● **Input data**:
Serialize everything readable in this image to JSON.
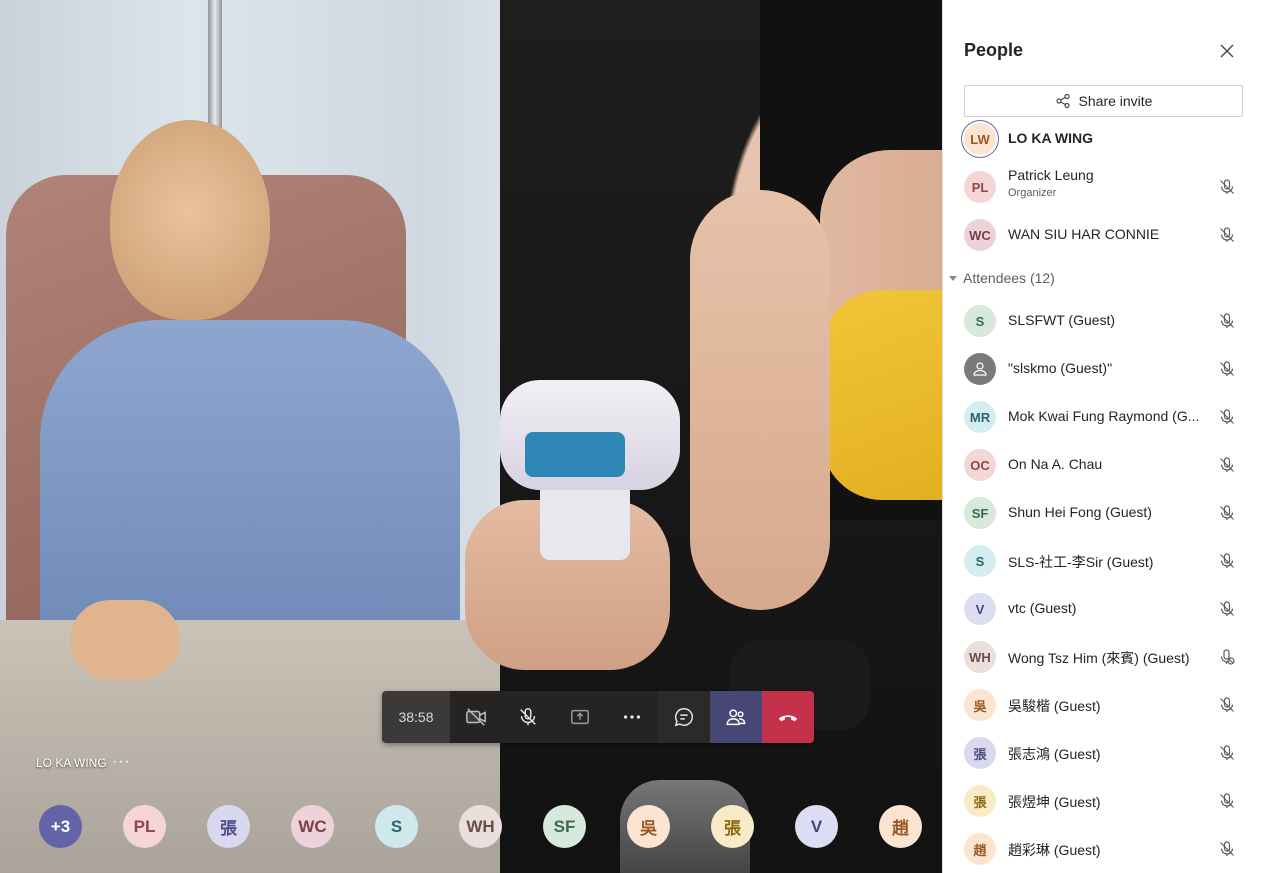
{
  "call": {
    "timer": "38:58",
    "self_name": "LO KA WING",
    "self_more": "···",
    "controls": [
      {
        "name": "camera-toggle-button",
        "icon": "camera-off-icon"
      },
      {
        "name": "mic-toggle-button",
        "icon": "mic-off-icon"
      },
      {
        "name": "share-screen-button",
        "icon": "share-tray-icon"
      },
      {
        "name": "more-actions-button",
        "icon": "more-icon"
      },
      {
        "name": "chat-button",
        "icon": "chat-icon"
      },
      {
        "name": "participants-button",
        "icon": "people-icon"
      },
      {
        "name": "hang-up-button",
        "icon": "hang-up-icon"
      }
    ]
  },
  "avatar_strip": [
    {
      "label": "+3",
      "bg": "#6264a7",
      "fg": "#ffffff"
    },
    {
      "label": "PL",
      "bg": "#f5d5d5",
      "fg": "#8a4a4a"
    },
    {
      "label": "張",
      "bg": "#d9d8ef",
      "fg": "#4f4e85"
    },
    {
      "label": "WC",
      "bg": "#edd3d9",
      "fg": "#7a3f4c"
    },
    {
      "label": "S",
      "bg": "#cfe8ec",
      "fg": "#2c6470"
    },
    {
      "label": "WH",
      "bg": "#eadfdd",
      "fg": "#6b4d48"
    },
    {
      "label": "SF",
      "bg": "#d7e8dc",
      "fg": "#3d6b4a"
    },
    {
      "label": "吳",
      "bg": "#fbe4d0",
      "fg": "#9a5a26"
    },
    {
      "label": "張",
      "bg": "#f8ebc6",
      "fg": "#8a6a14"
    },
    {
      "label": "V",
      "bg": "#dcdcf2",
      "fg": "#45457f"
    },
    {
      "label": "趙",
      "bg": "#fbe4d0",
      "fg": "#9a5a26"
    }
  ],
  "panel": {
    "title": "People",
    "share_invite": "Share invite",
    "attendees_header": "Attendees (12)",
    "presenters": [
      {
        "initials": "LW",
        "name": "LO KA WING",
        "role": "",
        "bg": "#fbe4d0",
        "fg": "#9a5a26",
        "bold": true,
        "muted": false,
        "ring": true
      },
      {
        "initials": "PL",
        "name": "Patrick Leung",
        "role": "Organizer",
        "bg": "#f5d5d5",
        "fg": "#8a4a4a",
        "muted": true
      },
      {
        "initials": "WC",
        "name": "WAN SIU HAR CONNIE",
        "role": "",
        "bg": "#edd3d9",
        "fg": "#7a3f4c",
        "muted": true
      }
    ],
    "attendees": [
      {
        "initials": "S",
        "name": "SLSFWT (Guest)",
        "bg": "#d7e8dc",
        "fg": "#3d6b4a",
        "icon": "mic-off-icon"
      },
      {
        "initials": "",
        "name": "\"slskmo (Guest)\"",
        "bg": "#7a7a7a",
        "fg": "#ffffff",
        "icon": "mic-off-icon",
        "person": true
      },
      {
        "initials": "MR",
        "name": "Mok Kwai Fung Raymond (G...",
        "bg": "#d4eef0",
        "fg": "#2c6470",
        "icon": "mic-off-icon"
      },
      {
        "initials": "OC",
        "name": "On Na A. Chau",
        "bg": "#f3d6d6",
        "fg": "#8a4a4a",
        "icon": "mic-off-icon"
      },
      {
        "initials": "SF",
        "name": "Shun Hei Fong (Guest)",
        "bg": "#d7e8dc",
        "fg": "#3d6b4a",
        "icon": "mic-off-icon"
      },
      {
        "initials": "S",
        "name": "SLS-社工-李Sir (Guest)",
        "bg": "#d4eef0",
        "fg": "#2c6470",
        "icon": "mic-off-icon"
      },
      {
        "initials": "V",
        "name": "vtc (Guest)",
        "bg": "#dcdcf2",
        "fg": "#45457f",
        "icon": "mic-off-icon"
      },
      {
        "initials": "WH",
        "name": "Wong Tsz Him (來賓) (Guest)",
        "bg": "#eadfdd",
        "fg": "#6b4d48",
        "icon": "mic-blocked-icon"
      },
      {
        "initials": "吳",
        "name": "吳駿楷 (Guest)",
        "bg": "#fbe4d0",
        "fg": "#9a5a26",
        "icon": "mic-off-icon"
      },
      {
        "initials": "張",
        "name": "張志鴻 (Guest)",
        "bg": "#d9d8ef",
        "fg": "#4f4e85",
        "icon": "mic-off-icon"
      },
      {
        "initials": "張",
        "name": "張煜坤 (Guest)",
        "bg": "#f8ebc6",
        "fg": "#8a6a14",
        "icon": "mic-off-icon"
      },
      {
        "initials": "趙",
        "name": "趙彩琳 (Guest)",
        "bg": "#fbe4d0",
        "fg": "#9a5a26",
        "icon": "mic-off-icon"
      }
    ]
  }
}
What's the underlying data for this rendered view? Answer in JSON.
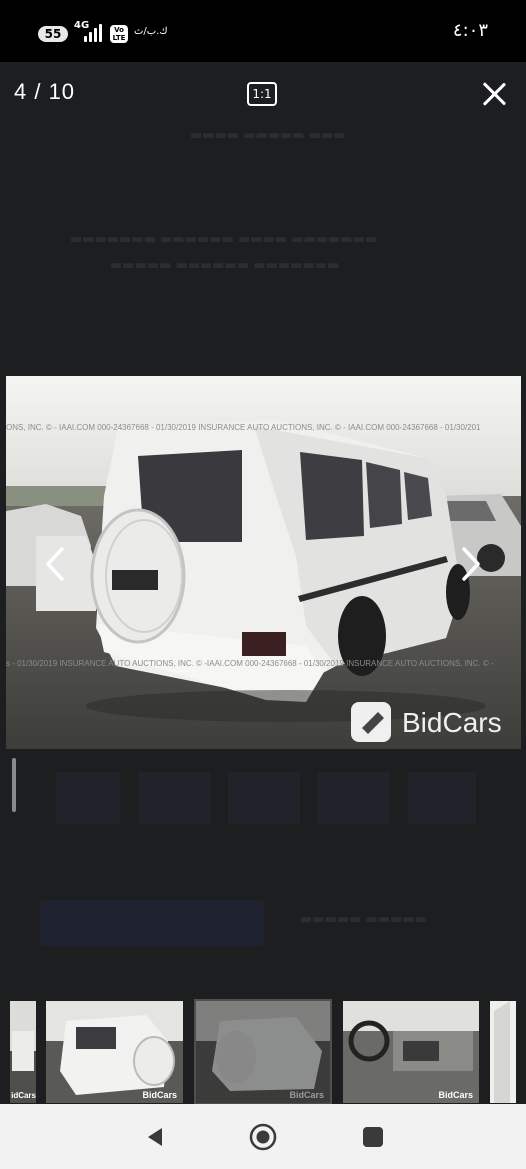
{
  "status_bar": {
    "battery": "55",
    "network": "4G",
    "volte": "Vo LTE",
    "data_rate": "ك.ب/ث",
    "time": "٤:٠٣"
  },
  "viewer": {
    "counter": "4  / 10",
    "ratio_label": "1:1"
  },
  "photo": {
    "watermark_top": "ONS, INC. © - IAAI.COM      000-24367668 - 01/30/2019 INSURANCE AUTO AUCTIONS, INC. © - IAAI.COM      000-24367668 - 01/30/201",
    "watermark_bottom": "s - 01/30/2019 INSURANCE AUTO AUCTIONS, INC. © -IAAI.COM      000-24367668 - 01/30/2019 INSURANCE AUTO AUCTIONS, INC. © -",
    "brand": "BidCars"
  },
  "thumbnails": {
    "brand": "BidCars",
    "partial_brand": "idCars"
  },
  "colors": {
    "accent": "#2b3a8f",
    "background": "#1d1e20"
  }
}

● **Given task**: Write out each entry exactly as given, omitting any picture.

● **Expected answer**:
Serialize everything readable in this image to JSON.
{
  "call": {
    "timer": "38:58",
    "self_name": "LO KA WING",
    "self_more": "···",
    "controls": [
      {
        "name": "camera-toggle-button",
        "icon": "camera-off-icon"
      },
      {
        "name": "mic-toggle-button",
        "icon": "mic-off-icon"
      },
      {
        "name": "share-screen-button",
        "icon": "share-tray-icon"
      },
      {
        "name": "more-actions-button",
        "icon": "more-icon"
      },
      {
        "name": "chat-button",
        "icon": "chat-icon"
      },
      {
        "name": "participants-button",
        "icon": "people-icon"
      },
      {
        "name": "hang-up-button",
        "icon": "hang-up-icon"
      }
    ]
  },
  "avatar_strip": [
    {
      "label": "+3",
      "bg": "#6264a7",
      "fg": "#ffffff"
    },
    {
      "label": "PL",
      "bg": "#f5d5d5",
      "fg": "#8a4a4a"
    },
    {
      "label": "張",
      "bg": "#d9d8ef",
      "fg": "#4f4e85"
    },
    {
      "label": "WC",
      "bg": "#edd3d9",
      "fg": "#7a3f4c"
    },
    {
      "label": "S",
      "bg": "#cfe8ec",
      "fg": "#2c6470"
    },
    {
      "label": "WH",
      "bg": "#eadfdd",
      "fg": "#6b4d48"
    },
    {
      "label": "SF",
      "bg": "#d7e8dc",
      "fg": "#3d6b4a"
    },
    {
      "label": "吳",
      "bg": "#fbe4d0",
      "fg": "#9a5a26"
    },
    {
      "label": "張",
      "bg": "#f8ebc6",
      "fg": "#8a6a14"
    },
    {
      "label": "V",
      "bg": "#dcdcf2",
      "fg": "#45457f"
    },
    {
      "label": "趙",
      "bg": "#fbe4d0",
      "fg": "#9a5a26"
    }
  ],
  "panel": {
    "title": "People",
    "share_invite": "Share invite",
    "attendees_header": "Attendees (12)",
    "presenters": [
      {
        "initials": "LW",
        "name": "LO KA WING",
        "role": "",
        "bg": "#fbe4d0",
        "fg": "#9a5a26",
        "bold": true,
        "muted": false,
        "ring": true
      },
      {
        "initials": "PL",
        "name": "Patrick Leung",
        "role": "Organizer",
        "bg": "#f5d5d5",
        "fg": "#8a4a4a",
        "muted": true
      },
      {
        "initials": "WC",
        "name": "WAN SIU HAR CONNIE",
        "role": "",
        "bg": "#edd3d9",
        "fg": "#7a3f4c",
        "muted": true
      }
    ],
    "attendees": [
      {
        "initials": "S",
        "name": "SLSFWT (Guest)",
        "bg": "#d7e8dc",
        "fg": "#3d6b4a",
        "icon": "mic-off-icon"
      },
      {
        "initials": "",
        "name": "\"slskmo (Guest)\"",
        "bg": "#7a7a7a",
        "fg": "#ffffff",
        "icon": "mic-off-icon",
        "person": true
      },
      {
        "initials": "MR",
        "name": "Mok Kwai Fung Raymond (G...",
        "bg": "#d4eef0",
        "fg": "#2c6470",
        "icon": "mic-off-icon"
      },
      {
        "initials": "OC",
        "name": "On Na A. Chau",
        "bg": "#f3d6d6",
        "fg": "#8a4a4a",
        "icon": "mic-off-icon"
      },
      {
        "initials": "SF",
        "name": "Shun Hei Fong (Guest)",
        "bg": "#d7e8dc",
        "fg": "#3d6b4a",
        "icon": "mic-off-icon"
      },
      {
        "initials": "S",
        "name": "SLS-社工-李Sir (Guest)",
        "bg": "#d4eef0",
        "fg": "#2c6470",
        "icon": "mic-off-icon"
      },
      {
        "initials": "V",
        "name": "vtc (Guest)",
        "bg": "#dcdcf2",
        "fg": "#45457f",
        "icon": "mic-off-icon"
      },
      {
        "initials": "WH",
        "name": "Wong Tsz Him (來賓) (Guest)",
        "bg": "#eadfdd",
        "fg": "#6b4d48",
        "icon": "mic-blocked-icon"
      },
      {
        "initials": "吳",
        "name": "吳駿楷 (Guest)",
        "bg": "#fbe4d0",
        "fg": "#9a5a26",
        "icon": "mic-off-icon"
      },
      {
        "initials": "張",
        "name": "張志鴻 (Guest)",
        "bg": "#d9d8ef",
        "fg": "#4f4e85",
        "icon": "mic-off-icon"
      },
      {
        "initials": "張",
        "name": "張煜坤 (Guest)",
        "bg": "#f8ebc6",
        "fg": "#8a6a14",
        "icon": "mic-off-icon"
      },
      {
        "initials": "趙",
        "name": "趙彩琳 (Guest)",
        "bg": "#fbe4d0",
        "fg": "#9a5a26",
        "icon": "mic-off-icon"
      }
    ]
  }
}
What's the underlying data for this rendered view? Answer in JSON.
{
  "status_bar": {
    "battery": "55",
    "network": "4G",
    "volte": "Vo LTE",
    "data_rate": "ك.ب/ث",
    "time": "٤:٠٣"
  },
  "viewer": {
    "counter": "4  / 10",
    "ratio_label": "1:1"
  },
  "photo": {
    "watermark_top": "ONS, INC. © - IAAI.COM      000-24367668 - 01/30/2019 INSURANCE AUTO AUCTIONS, INC. © - IAAI.COM      000-24367668 - 01/30/201",
    "watermark_bottom": "s - 01/30/2019 INSURANCE AUTO AUCTIONS, INC. © -IAAI.COM      000-24367668 - 01/30/2019 INSURANCE AUTO AUCTIONS, INC. © -",
    "brand": "BidCars"
  },
  "thumbnails": {
    "brand": "BidCars",
    "partial_brand": "idCars"
  },
  "colors": {
    "accent": "#2b3a8f",
    "background": "#1d1e20"
  }
}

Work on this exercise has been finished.